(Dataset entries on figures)
— START —

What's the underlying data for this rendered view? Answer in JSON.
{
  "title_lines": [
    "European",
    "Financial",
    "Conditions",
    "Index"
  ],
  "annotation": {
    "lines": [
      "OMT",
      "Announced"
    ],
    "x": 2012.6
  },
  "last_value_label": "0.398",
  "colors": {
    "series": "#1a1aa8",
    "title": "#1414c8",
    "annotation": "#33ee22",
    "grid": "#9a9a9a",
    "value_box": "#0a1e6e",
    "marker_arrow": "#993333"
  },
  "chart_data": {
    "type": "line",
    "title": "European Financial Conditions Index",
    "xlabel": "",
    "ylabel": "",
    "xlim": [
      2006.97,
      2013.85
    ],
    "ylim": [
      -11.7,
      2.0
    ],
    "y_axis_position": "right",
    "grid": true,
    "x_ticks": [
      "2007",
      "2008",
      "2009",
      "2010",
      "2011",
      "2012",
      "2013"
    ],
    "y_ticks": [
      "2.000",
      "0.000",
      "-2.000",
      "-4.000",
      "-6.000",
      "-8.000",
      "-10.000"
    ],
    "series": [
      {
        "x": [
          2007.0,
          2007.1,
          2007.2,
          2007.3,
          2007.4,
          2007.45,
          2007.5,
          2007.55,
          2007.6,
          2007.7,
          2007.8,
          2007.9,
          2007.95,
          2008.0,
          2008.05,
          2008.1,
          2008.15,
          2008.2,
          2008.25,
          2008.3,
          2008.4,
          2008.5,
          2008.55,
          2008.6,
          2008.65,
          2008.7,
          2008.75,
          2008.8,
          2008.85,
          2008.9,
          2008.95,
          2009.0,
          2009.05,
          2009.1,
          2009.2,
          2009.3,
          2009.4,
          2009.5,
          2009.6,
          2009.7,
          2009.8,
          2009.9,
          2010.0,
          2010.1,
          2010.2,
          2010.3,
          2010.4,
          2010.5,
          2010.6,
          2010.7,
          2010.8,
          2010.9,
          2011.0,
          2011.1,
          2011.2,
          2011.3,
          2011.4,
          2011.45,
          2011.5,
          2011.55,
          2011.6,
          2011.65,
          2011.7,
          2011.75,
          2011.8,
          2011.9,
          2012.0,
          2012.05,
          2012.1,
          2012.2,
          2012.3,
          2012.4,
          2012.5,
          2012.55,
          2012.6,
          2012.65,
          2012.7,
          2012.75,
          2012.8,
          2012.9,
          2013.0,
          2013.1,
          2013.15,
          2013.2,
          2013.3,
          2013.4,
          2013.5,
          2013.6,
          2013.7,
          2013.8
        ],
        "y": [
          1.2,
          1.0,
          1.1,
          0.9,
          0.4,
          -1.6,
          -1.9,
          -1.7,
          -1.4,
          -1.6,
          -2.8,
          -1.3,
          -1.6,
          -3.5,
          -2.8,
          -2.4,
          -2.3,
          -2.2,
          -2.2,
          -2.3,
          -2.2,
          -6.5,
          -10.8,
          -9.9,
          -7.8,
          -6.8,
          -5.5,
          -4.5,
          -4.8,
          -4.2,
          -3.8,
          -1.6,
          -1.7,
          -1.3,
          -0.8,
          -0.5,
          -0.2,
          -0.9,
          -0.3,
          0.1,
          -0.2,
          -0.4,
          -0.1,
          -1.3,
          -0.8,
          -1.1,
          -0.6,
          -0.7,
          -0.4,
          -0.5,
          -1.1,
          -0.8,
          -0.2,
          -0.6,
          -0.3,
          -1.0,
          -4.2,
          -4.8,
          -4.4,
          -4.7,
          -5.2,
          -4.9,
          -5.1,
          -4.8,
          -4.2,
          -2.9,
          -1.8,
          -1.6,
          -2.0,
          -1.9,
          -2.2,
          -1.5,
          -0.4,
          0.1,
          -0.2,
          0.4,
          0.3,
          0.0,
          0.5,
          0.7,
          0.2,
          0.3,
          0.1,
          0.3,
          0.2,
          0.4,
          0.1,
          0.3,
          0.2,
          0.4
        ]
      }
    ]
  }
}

— END —

**Requirements**
From the listing above, collect each line in which the string "Index" appears.

**Complete answer**
    "Index"
    "title": "European Financial Conditions Index",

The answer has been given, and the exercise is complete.